## Directions:
From the entries below, work out the number of lines that hold the word "매출이익", and give that number alone.

Extracted records:

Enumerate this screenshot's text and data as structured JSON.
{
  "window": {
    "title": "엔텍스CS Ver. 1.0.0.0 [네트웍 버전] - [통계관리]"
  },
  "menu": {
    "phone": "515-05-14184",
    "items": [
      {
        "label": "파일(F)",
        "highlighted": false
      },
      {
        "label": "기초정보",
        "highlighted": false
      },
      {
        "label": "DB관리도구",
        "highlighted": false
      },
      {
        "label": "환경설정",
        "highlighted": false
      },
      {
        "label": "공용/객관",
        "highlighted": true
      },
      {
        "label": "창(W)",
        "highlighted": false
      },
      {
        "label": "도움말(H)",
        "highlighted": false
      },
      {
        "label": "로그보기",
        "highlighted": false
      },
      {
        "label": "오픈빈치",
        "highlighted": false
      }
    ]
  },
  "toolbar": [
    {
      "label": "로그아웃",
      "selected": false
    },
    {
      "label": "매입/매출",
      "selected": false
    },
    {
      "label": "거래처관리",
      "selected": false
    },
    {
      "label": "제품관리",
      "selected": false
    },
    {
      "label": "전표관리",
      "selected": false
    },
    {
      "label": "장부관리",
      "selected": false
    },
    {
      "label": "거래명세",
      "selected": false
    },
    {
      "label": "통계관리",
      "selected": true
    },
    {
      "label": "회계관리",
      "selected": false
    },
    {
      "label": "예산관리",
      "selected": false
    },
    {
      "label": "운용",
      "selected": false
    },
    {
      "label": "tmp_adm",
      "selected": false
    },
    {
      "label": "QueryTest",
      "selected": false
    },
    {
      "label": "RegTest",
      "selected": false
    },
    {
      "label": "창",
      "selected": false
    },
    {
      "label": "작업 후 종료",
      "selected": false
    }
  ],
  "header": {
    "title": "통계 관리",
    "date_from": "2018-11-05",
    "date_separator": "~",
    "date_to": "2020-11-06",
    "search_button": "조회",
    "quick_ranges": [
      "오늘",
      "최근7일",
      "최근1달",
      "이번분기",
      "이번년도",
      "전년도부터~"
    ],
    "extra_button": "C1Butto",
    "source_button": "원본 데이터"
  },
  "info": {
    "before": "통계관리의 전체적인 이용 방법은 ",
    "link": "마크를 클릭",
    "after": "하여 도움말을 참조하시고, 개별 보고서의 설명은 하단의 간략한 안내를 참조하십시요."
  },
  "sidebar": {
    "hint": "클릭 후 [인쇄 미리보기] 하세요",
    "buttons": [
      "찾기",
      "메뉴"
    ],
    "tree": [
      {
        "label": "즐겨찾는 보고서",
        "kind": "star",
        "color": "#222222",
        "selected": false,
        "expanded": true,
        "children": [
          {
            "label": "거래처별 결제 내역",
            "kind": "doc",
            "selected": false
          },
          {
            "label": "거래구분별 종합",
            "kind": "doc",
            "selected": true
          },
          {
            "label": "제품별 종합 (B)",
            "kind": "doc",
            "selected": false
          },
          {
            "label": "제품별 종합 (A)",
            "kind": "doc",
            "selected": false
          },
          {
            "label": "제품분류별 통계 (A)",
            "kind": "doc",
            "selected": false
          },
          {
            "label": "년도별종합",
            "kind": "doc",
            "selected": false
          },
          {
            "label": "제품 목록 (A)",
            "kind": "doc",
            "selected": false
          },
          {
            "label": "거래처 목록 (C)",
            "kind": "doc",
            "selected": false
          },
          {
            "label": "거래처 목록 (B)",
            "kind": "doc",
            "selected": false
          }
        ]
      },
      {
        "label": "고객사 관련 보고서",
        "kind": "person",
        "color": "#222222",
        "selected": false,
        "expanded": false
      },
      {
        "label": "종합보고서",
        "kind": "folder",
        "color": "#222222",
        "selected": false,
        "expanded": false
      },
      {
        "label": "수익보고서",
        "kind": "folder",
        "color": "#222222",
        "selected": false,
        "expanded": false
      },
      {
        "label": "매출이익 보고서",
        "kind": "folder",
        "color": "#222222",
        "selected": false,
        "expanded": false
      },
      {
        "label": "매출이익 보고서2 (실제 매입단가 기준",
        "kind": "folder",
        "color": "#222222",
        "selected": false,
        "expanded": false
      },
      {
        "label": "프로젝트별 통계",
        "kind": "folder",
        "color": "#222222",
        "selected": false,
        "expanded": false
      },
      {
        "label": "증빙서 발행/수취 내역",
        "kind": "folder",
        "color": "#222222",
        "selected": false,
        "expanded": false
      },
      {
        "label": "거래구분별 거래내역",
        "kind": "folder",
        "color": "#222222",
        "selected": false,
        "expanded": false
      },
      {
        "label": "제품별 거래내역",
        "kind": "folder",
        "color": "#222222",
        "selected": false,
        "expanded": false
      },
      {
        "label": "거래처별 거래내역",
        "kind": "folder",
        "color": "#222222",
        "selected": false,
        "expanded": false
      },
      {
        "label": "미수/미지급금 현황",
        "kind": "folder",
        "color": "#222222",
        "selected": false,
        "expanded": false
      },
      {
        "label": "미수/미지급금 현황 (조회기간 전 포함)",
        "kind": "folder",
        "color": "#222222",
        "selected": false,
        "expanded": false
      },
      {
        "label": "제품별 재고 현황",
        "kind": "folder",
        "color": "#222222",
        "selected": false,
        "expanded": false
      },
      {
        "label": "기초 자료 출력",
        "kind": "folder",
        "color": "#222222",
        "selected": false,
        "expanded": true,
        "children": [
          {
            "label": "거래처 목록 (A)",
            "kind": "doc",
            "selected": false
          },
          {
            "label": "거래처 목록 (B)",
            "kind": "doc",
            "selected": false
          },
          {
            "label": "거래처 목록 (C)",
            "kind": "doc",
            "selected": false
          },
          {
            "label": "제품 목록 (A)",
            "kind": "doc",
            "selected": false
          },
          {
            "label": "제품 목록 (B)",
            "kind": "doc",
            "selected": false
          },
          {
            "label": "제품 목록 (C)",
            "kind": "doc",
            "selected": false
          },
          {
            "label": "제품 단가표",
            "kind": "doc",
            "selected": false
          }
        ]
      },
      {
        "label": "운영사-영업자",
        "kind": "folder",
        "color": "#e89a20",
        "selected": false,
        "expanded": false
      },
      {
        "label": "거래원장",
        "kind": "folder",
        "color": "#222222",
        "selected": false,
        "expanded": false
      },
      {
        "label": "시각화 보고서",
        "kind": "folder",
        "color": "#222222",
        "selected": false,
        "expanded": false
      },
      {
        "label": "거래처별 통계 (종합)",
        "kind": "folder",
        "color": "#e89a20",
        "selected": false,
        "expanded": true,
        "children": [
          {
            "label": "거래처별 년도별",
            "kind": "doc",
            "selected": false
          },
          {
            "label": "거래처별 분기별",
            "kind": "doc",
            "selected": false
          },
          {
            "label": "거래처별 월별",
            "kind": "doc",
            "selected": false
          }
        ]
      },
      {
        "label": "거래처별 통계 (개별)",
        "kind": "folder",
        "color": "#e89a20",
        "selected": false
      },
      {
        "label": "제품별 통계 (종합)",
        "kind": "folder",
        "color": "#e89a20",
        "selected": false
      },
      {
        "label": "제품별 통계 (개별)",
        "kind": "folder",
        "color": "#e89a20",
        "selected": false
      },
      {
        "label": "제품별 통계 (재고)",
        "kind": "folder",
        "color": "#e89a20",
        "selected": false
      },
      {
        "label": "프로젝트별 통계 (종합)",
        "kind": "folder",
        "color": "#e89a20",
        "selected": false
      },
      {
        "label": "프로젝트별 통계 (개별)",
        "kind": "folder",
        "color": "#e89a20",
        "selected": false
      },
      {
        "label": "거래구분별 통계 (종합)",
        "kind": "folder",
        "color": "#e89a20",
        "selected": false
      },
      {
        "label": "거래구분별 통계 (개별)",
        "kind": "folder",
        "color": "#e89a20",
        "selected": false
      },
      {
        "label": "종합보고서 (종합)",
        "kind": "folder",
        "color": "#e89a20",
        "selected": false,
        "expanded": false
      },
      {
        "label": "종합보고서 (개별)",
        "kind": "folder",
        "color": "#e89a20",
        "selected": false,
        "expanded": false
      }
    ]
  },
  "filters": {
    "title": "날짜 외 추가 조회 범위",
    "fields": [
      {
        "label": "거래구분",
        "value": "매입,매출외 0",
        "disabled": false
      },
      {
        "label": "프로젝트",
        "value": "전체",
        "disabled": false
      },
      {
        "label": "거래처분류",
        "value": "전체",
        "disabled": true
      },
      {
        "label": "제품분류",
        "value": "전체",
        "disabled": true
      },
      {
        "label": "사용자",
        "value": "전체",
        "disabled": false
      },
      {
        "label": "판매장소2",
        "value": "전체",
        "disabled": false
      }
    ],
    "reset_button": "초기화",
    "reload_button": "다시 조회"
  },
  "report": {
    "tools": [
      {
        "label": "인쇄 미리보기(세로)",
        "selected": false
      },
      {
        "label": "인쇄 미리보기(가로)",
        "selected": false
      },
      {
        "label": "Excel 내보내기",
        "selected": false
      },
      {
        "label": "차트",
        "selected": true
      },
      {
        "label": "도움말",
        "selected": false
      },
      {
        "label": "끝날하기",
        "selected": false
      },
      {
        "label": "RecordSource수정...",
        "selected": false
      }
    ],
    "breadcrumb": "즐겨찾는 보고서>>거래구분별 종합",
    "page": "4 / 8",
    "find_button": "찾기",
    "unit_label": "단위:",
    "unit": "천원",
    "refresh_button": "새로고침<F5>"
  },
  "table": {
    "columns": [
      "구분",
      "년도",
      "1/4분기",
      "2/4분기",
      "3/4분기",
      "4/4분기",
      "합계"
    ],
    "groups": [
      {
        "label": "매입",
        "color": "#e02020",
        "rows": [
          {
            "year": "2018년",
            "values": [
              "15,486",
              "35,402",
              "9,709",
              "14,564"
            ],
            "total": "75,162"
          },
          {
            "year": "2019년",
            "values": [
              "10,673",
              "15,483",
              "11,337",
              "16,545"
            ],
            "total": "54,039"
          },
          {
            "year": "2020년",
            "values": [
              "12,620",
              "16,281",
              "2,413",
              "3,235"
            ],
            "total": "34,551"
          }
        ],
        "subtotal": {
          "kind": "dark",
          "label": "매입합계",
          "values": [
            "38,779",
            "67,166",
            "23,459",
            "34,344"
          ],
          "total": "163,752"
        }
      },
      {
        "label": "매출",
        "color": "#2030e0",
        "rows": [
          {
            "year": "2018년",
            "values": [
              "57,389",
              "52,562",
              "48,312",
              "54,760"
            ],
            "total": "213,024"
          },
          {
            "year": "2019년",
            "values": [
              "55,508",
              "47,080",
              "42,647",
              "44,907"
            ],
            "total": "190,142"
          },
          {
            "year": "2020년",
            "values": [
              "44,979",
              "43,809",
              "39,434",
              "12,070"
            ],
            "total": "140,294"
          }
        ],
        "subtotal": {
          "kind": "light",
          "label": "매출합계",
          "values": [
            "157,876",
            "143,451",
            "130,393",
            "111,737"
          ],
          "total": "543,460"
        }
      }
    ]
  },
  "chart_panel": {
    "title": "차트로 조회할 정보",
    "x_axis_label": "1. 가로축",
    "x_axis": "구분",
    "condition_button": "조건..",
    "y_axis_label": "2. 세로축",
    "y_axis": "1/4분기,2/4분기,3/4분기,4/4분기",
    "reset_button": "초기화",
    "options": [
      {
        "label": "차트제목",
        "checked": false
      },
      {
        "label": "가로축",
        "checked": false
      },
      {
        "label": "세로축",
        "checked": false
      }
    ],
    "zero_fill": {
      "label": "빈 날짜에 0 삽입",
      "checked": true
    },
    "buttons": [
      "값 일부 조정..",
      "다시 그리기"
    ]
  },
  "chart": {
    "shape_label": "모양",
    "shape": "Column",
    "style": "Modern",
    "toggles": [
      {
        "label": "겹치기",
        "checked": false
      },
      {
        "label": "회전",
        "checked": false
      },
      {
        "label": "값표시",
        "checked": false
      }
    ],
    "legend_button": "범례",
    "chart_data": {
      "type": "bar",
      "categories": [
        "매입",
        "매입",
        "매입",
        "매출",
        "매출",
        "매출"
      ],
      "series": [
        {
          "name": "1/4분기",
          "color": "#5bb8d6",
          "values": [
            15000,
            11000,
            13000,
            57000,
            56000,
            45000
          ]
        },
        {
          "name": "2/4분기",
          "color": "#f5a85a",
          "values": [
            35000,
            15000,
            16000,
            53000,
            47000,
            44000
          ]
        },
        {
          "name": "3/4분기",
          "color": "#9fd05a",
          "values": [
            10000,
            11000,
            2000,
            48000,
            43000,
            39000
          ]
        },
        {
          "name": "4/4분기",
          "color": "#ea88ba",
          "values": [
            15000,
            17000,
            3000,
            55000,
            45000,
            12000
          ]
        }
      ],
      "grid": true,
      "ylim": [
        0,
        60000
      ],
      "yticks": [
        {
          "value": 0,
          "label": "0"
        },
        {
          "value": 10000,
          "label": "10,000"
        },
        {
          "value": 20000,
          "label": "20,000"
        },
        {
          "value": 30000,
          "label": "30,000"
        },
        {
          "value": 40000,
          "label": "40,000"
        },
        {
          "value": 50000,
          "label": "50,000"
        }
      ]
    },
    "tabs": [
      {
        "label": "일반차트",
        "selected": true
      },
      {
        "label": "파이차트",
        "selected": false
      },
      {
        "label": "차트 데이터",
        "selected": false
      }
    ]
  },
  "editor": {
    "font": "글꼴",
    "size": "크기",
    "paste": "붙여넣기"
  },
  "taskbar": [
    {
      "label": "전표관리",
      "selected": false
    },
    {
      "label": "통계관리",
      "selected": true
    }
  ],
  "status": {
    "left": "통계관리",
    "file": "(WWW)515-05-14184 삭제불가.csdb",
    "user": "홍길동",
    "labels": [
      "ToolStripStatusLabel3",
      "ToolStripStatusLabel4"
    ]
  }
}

## Result:
2